» STATED GOAL
Retype the listing that follows, word for word.

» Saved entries
• • •
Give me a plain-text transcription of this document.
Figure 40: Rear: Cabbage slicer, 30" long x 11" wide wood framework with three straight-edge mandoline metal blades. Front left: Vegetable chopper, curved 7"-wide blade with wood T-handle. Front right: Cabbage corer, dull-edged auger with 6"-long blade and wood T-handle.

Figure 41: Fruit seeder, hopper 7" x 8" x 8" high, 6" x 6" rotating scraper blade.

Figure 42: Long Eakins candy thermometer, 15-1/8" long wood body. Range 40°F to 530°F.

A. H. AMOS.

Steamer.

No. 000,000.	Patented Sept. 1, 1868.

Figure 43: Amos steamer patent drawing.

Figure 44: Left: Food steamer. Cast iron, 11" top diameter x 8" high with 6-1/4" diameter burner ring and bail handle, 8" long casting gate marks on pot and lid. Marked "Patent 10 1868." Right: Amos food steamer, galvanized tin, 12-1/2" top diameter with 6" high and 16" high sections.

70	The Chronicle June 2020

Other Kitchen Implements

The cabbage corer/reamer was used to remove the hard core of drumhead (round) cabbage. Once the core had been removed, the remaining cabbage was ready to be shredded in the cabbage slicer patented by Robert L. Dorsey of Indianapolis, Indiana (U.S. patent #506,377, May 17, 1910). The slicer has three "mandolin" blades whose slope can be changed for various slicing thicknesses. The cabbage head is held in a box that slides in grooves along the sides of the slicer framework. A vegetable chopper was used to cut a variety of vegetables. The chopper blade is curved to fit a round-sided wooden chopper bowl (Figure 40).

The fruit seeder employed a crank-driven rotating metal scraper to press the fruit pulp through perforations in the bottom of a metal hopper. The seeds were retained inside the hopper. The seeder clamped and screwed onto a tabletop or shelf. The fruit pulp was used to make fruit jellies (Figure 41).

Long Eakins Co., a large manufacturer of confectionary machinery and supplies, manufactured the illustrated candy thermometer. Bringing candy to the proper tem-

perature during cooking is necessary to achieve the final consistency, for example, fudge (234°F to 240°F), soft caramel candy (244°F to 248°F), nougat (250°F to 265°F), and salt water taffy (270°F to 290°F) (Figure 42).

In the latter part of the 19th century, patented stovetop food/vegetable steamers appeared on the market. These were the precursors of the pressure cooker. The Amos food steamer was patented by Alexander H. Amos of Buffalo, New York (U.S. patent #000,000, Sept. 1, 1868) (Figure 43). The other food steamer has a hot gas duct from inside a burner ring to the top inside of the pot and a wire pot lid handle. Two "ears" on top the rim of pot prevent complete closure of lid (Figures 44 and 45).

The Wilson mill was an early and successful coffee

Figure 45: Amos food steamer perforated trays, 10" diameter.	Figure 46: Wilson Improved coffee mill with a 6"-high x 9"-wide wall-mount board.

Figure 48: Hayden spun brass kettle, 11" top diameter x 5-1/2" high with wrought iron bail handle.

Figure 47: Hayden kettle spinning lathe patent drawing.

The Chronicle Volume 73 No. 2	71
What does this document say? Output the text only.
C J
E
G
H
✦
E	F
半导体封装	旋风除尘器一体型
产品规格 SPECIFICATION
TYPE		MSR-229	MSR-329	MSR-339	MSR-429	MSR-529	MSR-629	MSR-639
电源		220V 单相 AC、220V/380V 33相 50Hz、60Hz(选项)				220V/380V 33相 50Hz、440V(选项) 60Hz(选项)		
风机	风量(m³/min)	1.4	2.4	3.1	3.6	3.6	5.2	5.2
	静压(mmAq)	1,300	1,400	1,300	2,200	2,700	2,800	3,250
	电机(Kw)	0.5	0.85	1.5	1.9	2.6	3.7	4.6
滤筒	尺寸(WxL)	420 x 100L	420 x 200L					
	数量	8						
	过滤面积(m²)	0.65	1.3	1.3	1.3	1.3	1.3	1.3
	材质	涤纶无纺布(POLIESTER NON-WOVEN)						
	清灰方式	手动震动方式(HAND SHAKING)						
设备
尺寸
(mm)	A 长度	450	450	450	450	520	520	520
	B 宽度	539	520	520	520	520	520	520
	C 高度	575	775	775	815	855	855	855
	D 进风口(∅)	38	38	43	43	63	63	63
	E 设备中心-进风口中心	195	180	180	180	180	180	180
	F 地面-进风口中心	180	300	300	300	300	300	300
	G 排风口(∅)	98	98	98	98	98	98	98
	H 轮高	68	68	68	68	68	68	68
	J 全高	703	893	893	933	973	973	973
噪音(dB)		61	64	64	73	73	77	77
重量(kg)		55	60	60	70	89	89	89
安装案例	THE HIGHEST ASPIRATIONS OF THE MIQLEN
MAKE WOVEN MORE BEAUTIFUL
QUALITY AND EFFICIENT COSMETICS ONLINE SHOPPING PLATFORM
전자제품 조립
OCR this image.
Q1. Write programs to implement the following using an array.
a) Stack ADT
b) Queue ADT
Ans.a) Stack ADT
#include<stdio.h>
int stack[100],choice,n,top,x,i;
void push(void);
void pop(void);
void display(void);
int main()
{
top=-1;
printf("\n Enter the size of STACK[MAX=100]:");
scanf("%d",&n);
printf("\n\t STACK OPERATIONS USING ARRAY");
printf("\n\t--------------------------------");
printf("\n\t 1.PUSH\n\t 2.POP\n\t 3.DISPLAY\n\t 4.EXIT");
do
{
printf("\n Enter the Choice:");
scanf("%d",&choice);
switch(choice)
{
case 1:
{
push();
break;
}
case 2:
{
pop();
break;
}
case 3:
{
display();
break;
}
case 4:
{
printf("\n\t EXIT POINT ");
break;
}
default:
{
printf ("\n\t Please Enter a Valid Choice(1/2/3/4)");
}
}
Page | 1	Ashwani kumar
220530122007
• • •
» RESULT
Give me a plain-text transcription of this document.
Figure 40: Rear: Cabbage slicer, 30" long x 11" wide wood framework with three straight-edge mandoline metal blades. Front left: Vegetable chopper, curved 7"-wide blade with wood T-handle. Front right: Cabbage corer, dull-edged auger with 6"-long blade and wood T-handle.

Figure 41: Fruit seeder, hopper 7" x 8" x 8" high, 6" x 6" rotating scraper blade.

Figure 42: Long Eakins candy thermometer, 15-1/8" long wood body. Range 40°F to 530°F.

A. H. AMOS.

Steamer.

No. 000,000.	Patented Sept. 1, 1868.

Figure 43: Amos steamer patent drawing.

Figure 44: Left: Food steamer. Cast iron, 11" top diameter x 8" high with 6-1/4" diameter burner ring and bail handle, 8" long casting gate marks on pot and lid. Marked "Patent 10 1868." Right: Amos food steamer, galvanized tin, 12-1/2" top diameter with 6" high and 16" high sections.

70	The Chronicle June 2020

Other Kitchen Implements

The cabbage corer/reamer was used to remove the hard core of drumhead (round) cabbage. Once the core had been removed, the remaining cabbage was ready to be shredded in the cabbage slicer patented by Robert L. Dorsey of Indianapolis, Indiana (U.S. patent #506,377, May 17, 1910). The slicer has three "mandolin" blades whose slope can be changed for various slicing thicknesses. The cabbage head is held in a box that slides in grooves along the sides of the slicer framework. A vegetable chopper was used to cut a variety of vegetables. The chopper blade is curved to fit a round-sided wooden chopper bowl (Figure 40).

The fruit seeder employed a crank-driven rotating metal scraper to press the fruit pulp through perforations in the bottom of a metal hopper. The seeds were retained inside the hopper. The seeder clamped and screwed onto a tabletop or shelf. The fruit pulp was used to make fruit jellies (Figure 41).

Long Eakins Co., a large manufacturer of confectionary machinery and supplies, manufactured the illustrated candy thermometer. Bringing candy to the proper tem-

perature during cooking is necessary to achieve the final consistency, for example, fudge (234°F to 240°F), soft caramel candy (244°F to 248°F), nougat (250°F to 265°F), and salt water taffy (270°F to 290°F) (Figure 42).

In the latter part of the 19th century, patented stovetop food/vegetable steamers appeared on the market. These were the precursors of the pressure cooker. The Amos food steamer was patented by Alexander H. Amos of Buffalo, New York (U.S. patent #000,000, Sept. 1, 1868) (Figure 43). The other food steamer has a hot gas duct from inside a burner ring to the top inside of the pot and a wire pot lid handle. Two "ears" on top the rim of pot prevent complete closure of lid (Figures 44 and 45).

The Wilson mill was an early and successful coffee

Figure 45: Amos food steamer perforated trays, 10" diameter.	Figure 46: Wilson Improved coffee mill with a 6"-high x 9"-wide wall-mount board.

Figure 48: Hayden spun brass kettle, 11" top diameter x 5-1/2" high with wrought iron bail handle.

Figure 47: Hayden kettle spinning lathe patent drawing.

The Chronicle Volume 73 No. 2	71
What does this document say? Output the text only.
C J
E
G
H
✦
E	F
半导体封装	旋风除尘器一体型
产品规格 SPECIFICATION
TYPE		MSR-229	MSR-329	MSR-339	MSR-429	MSR-529	MSR-629	MSR-639
电源		220V 单相 AC、220V/380V 33相 50Hz、60Hz(选项)				220V/380V 33相 50Hz、440V(选项) 60Hz(选项)		
风机	风量(m³/min)	1.4	2.4	3.1	3.6	3.6	5.2	5.2
	静压(mmAq)	1,300	1,400	1,300	2,200	2,700	2,800	3,250
	电机(Kw)	0.5	0.85	1.5	1.9	2.6	3.7	4.6
滤筒	尺寸(WxL)	420 x 100L	420 x 200L					
	数量	8						
	过滤面积(m²)	0.65	1.3	1.3	1.3	1.3	1.3	1.3
	材质	涤纶无纺布(POLIESTER NON-WOVEN)						
	清灰方式	手动震动方式(HAND SHAKING)						
设备
尺寸
(mm)	A 长度	450	450	450	450	520	520	520
	B 宽度	539	520	520	520	520	520	520
	C 高度	575	775	775	815	855	855	855
	D 进风口(∅)	38	38	43	43	63	63	63
	E 设备中心-进风口中心	195	180	180	180	180	180	180
	F 地面-进风口中心	180	300	300	300	300	300	300
	G 排风口(∅)	98	98	98	98	98	98	98
	H 轮高	68	68	68	68	68	68	68
	J 全高	703	893	893	933	973	973	973
噪音(dB)		61	64	64	73	73	77	77
重量(kg)		55	60	60	70	89	89	89
安装案例	THE HIGHEST ASPIRATIONS OF THE MIQLEN
MAKE WOVEN MORE BEAUTIFUL
QUALITY AND EFFICIENT COSMETICS ONLINE SHOPPING PLATFORM
전자제품 조립
OCR this image.
Q1. Write programs to implement the following using an array.
a) Stack ADT
b) Queue ADT
Ans.a) Stack ADT
#include<stdio.h>
int stack[100],choice,n,top,x,i;
void push(void);
void pop(void);
void display(void);
int main()
{
top=-1;
printf("\n Enter the size of STACK[MAX=100]:");
scanf("%d",&n);
printf("\n\t STACK OPERATIONS USING ARRAY");
printf("\n\t--------------------------------");
printf("\n\t 1.PUSH\n\t 2.POP\n\t 3.DISPLAY\n\t 4.EXIT");
do
{
printf("\n Enter the Choice:");
scanf("%d",&choice);
switch(choice)
{
case 1:
{
push();
break;
}
case 2:
{
pop();
break;
}
case 3:
{
display();
break;
}
case 4:
{
printf("\n\t EXIT POINT ");
break;
}
default:
{
printf ("\n\t Please Enter a Valid Choice(1/2/3/4)");
}
}
Page | 1	Ashwani kumar
220530122007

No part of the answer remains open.